### SOURCE RECORDS ###

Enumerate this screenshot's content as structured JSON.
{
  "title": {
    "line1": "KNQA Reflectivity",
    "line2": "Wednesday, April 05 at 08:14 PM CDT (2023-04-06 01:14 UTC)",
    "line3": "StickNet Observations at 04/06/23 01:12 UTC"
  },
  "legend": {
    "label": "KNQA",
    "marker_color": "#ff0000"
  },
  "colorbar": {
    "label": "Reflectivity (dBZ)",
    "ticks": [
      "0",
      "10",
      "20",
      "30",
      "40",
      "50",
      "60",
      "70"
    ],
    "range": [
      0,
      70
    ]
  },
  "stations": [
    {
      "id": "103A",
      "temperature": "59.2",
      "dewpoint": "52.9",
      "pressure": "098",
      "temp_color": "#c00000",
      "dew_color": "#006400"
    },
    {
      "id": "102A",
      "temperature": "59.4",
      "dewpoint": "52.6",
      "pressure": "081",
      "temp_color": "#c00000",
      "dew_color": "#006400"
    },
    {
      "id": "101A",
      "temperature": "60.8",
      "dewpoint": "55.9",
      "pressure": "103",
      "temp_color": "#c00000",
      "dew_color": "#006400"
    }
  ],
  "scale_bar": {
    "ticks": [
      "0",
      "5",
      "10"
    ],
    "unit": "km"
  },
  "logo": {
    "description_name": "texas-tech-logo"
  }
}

###

GIVEN REQUEST:
Working from the entries above, return all lines that contain "Reflectivity".

RESULT OF THE TASK:
    "line1": "KNQA Reflectivity",
    "label": "Reflectivity (dBZ)",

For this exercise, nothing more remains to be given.